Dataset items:
+--
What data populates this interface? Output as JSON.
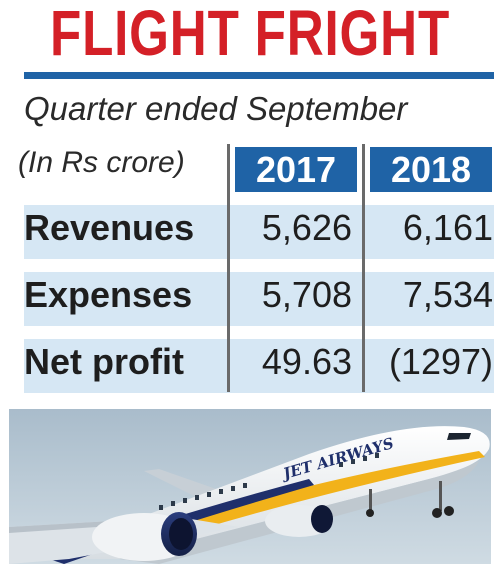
{
  "header": {
    "title": "FLIGHT FRIGHT"
  },
  "chart_data": {
    "type": "table",
    "subtitle": "Quarter ended September",
    "unit_label": "(In Rs crore)",
    "columns": [
      "2017",
      "2018"
    ],
    "rows": [
      {
        "label": "Revenues",
        "values": [
          "5,626",
          "6,161"
        ]
      },
      {
        "label": "Expenses",
        "values": [
          "5,708",
          "7,534"
        ]
      },
      {
        "label": "Net profit",
        "values": [
          "49.63",
          "(1297)"
        ]
      }
    ]
  },
  "photo": {
    "livery_text": "JET AIRWAYS"
  },
  "colors": {
    "title_red": "#d42027",
    "accent_blue": "#1f63a6",
    "row_tint": "#d6e7f4",
    "livery_navy": "#1f2f6b",
    "livery_gold": "#f2b21a",
    "sky": "#b9c9d6"
  }
}
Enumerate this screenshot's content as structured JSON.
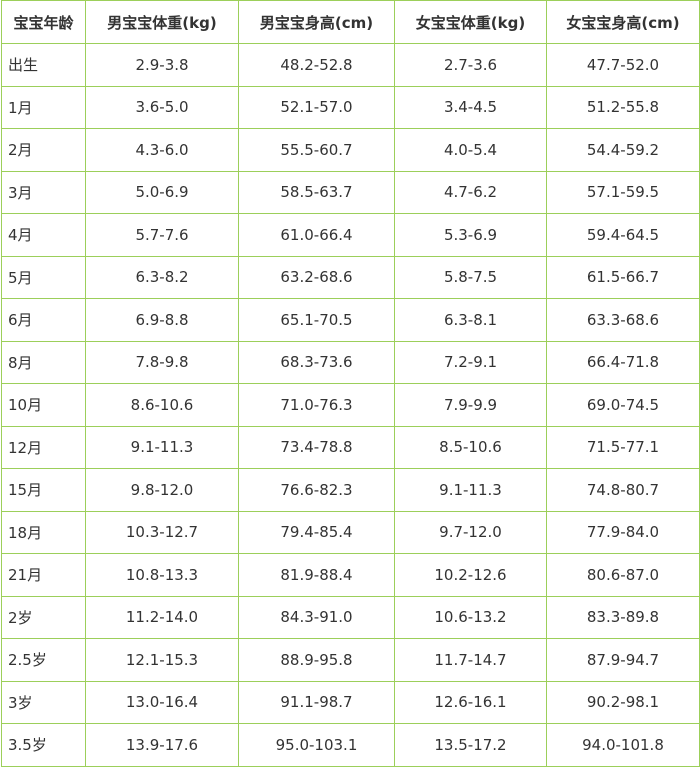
{
  "table": {
    "headers": [
      "宝宝年龄",
      "男宝宝体重(kg)",
      "男宝宝身高(cm)",
      "女宝宝体重(kg)",
      "女宝宝身高(cm)"
    ],
    "rows": [
      [
        "出生",
        "2.9-3.8",
        "48.2-52.8",
        "2.7-3.6",
        "47.7-52.0"
      ],
      [
        "1月",
        "3.6-5.0",
        "52.1-57.0",
        "3.4-4.5",
        "51.2-55.8"
      ],
      [
        "2月",
        "4.3-6.0",
        "55.5-60.7",
        "4.0-5.4",
        "54.4-59.2"
      ],
      [
        "3月",
        "5.0-6.9",
        "58.5-63.7",
        "4.7-6.2",
        "57.1-59.5"
      ],
      [
        "4月",
        "5.7-7.6",
        "61.0-66.4",
        "5.3-6.9",
        "59.4-64.5"
      ],
      [
        "5月",
        "6.3-8.2",
        "63.2-68.6",
        "5.8-7.5",
        "61.5-66.7"
      ],
      [
        "6月",
        "6.9-8.8",
        "65.1-70.5",
        "6.3-8.1",
        "63.3-68.6"
      ],
      [
        "8月",
        "7.8-9.8",
        "68.3-73.6",
        "7.2-9.1",
        "66.4-71.8"
      ],
      [
        "10月",
        "8.6-10.6",
        "71.0-76.3",
        "7.9-9.9",
        "69.0-74.5"
      ],
      [
        "12月",
        "9.1-11.3",
        "73.4-78.8",
        "8.5-10.6",
        "71.5-77.1"
      ],
      [
        "15月",
        "9.8-12.0",
        "76.6-82.3",
        "9.1-11.3",
        "74.8-80.7"
      ],
      [
        "18月",
        "10.3-12.7",
        "79.4-85.4",
        "9.7-12.0",
        "77.9-84.0"
      ],
      [
        "21月",
        "10.8-13.3",
        "81.9-88.4",
        "10.2-12.6",
        "80.6-87.0"
      ],
      [
        "2岁",
        "11.2-14.0",
        "84.3-91.0",
        "10.6-13.2",
        "83.3-89.8"
      ],
      [
        "2.5岁",
        "12.1-15.3",
        "88.9-95.8",
        "11.7-14.7",
        "87.9-94.7"
      ],
      [
        "3岁",
        "13.0-16.4",
        "91.1-98.7",
        "12.6-16.1",
        "90.2-98.1"
      ],
      [
        "3.5岁",
        "13.9-17.6",
        "95.0-103.1",
        "13.5-17.2",
        "94.0-101.8"
      ]
    ]
  },
  "colors": {
    "border": "#9ccf5a",
    "text": "#333333",
    "background": "#ffffff"
  }
}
+--
- PROBLEM DETAILS:
Select all lines in the listing that include the word "JSON".

- ANSWER TO THIS EXERCISE:
What data populates this interface? Output as JSON.
Enumerate this screenshot's content as structured JSON.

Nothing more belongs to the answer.